* _SET EXERCISE_
Search the material below for the word "disse" and copy every line in which it occurs.

(Stored records)
----

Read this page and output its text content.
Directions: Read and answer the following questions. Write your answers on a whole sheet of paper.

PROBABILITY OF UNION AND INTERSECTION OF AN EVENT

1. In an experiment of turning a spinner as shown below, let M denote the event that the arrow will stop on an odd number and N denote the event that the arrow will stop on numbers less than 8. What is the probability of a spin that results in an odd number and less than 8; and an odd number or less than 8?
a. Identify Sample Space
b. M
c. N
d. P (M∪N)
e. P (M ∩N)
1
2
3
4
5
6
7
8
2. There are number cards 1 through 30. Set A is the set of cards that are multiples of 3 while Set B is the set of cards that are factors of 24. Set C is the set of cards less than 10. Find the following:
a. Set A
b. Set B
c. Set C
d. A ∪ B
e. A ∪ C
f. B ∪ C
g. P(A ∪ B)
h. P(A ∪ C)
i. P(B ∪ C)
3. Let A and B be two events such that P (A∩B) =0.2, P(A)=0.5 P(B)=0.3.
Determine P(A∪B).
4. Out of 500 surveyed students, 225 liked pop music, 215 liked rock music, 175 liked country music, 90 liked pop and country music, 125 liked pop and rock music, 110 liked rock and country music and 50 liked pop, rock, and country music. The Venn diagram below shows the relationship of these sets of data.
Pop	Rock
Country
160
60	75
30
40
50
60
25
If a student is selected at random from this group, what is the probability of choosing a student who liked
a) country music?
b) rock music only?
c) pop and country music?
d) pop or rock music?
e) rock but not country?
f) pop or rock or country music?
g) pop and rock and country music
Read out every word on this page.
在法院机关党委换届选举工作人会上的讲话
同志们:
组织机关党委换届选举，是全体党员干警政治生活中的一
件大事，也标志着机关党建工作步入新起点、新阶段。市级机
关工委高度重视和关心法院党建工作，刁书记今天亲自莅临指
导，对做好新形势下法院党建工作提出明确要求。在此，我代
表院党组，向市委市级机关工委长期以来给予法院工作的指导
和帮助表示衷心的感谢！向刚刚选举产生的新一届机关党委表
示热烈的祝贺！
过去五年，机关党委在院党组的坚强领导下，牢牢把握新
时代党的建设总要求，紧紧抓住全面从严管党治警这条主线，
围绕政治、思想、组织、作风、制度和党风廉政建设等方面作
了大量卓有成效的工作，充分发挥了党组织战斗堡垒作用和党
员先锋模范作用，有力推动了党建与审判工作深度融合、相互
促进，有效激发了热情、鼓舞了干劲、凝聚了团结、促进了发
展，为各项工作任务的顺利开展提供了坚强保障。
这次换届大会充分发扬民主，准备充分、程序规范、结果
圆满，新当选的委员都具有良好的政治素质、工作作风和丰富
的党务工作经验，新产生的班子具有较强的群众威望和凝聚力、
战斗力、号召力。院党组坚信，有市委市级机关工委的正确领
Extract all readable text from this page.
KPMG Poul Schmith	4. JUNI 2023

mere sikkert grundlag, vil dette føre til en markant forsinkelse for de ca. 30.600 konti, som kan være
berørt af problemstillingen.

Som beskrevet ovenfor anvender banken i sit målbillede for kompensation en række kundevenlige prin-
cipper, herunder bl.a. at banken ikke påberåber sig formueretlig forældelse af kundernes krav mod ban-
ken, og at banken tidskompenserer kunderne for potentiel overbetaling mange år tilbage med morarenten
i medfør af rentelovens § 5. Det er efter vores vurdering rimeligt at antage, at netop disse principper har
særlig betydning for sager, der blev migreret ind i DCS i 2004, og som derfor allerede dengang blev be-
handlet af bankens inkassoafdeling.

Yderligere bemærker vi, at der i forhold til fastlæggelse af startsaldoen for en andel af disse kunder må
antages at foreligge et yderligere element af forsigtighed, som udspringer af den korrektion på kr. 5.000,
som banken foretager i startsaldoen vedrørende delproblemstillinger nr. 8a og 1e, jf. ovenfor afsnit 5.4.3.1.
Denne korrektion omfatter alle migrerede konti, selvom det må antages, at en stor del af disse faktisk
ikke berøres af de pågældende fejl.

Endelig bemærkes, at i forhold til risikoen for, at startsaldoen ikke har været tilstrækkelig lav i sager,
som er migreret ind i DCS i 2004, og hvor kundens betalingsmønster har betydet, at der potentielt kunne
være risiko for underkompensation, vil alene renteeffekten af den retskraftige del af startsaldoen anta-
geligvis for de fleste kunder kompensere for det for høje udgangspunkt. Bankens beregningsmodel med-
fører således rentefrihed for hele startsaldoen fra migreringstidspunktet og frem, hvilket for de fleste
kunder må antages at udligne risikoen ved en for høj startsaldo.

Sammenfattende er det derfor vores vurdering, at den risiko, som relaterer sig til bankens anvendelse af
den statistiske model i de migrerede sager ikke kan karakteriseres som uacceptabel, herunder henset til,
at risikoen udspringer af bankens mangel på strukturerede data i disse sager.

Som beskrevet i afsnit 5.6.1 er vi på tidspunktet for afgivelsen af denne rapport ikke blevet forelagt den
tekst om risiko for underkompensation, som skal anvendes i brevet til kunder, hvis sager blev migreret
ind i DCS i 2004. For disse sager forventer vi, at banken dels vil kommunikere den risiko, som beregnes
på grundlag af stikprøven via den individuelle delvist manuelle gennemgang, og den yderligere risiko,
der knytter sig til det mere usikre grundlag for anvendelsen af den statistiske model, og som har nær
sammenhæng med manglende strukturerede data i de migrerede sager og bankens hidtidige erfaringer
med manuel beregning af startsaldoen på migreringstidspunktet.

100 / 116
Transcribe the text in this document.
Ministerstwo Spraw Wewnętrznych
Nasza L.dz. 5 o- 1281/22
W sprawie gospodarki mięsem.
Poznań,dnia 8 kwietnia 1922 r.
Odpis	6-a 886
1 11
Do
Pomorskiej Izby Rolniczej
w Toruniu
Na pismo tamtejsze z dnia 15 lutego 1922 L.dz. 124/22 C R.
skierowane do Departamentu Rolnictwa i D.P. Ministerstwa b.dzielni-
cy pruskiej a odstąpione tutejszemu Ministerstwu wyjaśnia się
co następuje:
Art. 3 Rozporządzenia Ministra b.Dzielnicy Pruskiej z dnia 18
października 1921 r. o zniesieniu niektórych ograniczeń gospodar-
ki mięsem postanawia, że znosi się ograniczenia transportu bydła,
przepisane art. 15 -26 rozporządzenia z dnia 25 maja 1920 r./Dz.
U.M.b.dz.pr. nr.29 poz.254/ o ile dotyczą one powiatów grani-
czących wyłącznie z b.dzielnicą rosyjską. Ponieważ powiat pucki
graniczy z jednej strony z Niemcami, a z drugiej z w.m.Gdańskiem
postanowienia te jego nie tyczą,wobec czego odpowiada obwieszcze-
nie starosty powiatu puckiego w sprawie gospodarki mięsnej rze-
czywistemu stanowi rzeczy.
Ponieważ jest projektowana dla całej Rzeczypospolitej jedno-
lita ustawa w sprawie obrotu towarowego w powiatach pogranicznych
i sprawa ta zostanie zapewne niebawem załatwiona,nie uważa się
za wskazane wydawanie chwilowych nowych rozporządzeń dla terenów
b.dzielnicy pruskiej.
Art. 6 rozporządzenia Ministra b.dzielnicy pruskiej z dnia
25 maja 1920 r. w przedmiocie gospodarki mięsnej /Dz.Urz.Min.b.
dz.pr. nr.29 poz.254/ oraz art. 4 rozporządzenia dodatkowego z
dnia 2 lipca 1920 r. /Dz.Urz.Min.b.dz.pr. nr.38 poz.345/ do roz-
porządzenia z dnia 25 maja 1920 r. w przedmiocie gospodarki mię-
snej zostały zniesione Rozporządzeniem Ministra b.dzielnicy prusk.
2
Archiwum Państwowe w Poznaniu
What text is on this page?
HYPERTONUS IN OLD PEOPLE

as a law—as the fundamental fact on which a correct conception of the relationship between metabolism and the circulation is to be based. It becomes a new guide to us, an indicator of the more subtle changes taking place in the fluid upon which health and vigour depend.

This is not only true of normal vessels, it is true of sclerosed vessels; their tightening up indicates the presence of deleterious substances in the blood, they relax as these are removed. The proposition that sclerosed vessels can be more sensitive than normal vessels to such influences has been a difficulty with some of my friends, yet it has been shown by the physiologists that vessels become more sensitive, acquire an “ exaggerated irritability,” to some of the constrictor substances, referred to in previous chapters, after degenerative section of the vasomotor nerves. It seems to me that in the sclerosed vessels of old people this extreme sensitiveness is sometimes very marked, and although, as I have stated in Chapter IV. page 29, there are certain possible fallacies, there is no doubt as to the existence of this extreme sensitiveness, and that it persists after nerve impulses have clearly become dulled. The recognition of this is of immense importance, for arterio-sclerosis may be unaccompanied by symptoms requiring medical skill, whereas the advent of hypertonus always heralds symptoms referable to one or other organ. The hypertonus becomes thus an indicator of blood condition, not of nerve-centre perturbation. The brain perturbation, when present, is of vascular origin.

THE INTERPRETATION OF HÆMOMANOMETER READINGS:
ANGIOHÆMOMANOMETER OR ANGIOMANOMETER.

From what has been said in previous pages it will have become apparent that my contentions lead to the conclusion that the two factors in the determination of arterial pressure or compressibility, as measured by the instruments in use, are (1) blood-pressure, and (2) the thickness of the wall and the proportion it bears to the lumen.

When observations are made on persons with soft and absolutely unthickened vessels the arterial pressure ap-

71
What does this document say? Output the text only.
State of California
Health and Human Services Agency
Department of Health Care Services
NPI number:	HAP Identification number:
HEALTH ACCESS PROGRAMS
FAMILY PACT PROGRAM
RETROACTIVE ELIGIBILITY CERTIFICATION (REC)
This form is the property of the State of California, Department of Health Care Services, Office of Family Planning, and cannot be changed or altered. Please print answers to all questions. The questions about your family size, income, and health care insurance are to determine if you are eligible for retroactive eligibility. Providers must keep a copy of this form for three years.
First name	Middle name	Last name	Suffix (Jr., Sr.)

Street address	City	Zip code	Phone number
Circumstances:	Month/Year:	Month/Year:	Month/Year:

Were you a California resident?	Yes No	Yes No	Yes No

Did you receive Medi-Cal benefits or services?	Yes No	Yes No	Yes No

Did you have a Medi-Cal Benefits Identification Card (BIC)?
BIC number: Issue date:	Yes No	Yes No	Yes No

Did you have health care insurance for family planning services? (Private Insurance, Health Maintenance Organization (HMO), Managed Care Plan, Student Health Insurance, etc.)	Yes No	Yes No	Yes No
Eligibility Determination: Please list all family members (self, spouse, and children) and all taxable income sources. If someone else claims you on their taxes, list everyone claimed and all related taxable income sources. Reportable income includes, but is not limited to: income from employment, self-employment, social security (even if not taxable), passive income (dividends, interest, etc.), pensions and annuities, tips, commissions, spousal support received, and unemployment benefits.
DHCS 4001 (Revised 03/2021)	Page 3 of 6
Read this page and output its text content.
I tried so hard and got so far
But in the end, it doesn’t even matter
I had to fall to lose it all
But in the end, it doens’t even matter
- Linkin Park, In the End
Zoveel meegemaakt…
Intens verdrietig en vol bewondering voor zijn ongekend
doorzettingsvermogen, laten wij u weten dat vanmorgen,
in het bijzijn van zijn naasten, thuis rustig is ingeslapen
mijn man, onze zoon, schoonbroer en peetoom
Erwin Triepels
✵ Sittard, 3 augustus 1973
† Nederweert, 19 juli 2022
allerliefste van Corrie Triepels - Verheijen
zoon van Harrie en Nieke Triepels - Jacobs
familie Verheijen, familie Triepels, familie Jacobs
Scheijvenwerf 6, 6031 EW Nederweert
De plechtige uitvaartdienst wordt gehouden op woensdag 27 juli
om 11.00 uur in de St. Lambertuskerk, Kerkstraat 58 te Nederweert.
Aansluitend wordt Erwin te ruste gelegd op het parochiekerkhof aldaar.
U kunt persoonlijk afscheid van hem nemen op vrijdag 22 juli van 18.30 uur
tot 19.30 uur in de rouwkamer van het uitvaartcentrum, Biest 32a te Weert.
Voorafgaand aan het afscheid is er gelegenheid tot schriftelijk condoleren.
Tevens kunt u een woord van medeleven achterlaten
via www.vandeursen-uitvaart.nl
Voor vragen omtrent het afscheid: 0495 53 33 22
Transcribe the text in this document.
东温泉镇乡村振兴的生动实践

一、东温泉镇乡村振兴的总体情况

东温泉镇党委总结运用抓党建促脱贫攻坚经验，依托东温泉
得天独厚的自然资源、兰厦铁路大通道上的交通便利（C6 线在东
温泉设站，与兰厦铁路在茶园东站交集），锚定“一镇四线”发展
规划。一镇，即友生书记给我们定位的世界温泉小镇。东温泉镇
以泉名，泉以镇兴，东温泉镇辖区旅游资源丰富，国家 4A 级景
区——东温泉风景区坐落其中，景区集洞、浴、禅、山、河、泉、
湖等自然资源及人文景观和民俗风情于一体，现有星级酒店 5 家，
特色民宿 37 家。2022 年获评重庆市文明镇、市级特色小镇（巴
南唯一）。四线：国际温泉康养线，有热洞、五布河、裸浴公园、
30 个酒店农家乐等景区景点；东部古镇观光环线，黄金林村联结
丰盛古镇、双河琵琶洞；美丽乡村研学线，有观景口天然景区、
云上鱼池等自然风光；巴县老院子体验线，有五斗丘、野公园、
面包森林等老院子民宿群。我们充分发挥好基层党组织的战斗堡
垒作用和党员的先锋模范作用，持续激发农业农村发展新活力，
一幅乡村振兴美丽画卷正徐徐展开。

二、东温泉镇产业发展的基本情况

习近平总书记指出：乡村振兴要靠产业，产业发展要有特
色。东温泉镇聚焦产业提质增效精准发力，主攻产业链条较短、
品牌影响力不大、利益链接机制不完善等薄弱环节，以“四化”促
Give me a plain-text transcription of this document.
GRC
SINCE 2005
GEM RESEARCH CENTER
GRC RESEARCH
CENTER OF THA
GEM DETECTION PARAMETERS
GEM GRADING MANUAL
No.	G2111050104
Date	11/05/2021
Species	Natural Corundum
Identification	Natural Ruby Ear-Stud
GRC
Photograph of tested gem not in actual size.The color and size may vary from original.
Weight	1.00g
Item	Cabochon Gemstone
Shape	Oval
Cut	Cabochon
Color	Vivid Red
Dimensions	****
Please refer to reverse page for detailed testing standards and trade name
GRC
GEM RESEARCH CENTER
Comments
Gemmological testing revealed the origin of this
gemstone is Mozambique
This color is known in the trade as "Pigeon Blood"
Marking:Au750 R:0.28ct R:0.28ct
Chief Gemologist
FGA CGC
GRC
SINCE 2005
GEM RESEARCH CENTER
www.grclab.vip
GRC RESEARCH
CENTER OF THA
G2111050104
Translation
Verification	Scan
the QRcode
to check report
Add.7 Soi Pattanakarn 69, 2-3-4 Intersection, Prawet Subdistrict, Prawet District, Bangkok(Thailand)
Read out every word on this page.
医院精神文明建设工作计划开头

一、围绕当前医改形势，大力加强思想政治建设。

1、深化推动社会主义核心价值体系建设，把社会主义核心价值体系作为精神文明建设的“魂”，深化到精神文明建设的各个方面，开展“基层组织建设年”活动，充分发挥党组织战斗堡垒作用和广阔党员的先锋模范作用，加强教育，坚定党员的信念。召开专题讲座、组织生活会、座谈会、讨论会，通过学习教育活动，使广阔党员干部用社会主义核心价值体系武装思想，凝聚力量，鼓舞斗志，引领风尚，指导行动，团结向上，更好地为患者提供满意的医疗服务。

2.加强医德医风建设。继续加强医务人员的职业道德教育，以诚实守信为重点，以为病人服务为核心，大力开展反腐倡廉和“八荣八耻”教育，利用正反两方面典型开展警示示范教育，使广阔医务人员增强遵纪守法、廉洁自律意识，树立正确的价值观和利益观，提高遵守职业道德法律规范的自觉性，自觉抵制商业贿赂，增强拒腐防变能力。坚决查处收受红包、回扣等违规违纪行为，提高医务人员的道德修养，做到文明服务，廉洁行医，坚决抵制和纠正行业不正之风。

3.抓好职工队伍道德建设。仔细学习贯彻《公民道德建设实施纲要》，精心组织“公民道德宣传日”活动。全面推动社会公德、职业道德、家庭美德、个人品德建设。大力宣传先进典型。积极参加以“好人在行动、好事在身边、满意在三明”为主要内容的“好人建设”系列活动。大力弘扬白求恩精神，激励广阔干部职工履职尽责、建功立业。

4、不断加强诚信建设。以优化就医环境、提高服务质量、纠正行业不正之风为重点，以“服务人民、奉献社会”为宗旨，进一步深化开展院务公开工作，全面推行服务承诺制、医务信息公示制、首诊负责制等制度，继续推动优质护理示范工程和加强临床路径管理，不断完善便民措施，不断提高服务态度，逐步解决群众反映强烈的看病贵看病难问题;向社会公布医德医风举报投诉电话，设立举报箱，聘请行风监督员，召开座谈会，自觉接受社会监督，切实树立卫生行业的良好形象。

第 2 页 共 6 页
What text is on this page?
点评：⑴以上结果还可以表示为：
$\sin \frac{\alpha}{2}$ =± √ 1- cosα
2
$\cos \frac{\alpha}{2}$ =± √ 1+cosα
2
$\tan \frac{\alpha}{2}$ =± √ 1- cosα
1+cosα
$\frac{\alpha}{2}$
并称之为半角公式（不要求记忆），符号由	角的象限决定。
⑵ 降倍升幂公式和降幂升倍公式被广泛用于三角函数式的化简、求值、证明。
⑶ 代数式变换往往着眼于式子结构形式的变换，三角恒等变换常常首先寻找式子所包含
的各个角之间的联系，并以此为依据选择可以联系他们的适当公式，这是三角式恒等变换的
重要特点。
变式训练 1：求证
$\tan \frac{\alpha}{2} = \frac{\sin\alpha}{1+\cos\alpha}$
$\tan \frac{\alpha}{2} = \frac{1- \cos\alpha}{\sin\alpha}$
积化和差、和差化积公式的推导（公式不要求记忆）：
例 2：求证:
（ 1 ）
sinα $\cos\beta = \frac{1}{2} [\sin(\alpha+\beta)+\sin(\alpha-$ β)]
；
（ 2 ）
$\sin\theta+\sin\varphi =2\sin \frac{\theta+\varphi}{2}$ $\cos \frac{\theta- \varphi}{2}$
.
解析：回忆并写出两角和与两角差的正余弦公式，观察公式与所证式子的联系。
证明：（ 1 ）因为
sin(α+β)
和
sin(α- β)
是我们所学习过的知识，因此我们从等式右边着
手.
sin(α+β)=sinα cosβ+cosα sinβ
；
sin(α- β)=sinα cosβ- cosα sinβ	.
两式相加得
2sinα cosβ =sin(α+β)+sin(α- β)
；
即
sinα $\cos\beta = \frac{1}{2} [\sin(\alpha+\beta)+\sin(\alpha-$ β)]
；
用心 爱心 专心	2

----

* _CORRECT OUTPUT_
i medfør af rentelovens § 5. Det er efter vores vurdering rimeligt at antage, at netop disse principper har
Yderligere bemærker vi, at der i forhold til fastlæggelse af startsaldoen for en andel af disse kunder må
Denne korrektion omfatter alle migrerede konti, selvom det må antages, at en stor del af disse faktisk
at risikoen udspringer af bankens mangel på strukturerede data i disse sager.
ind i DCS i 2004. For disse sager forventer vi, at banken dels vil kommunikere den risiko, som beregnes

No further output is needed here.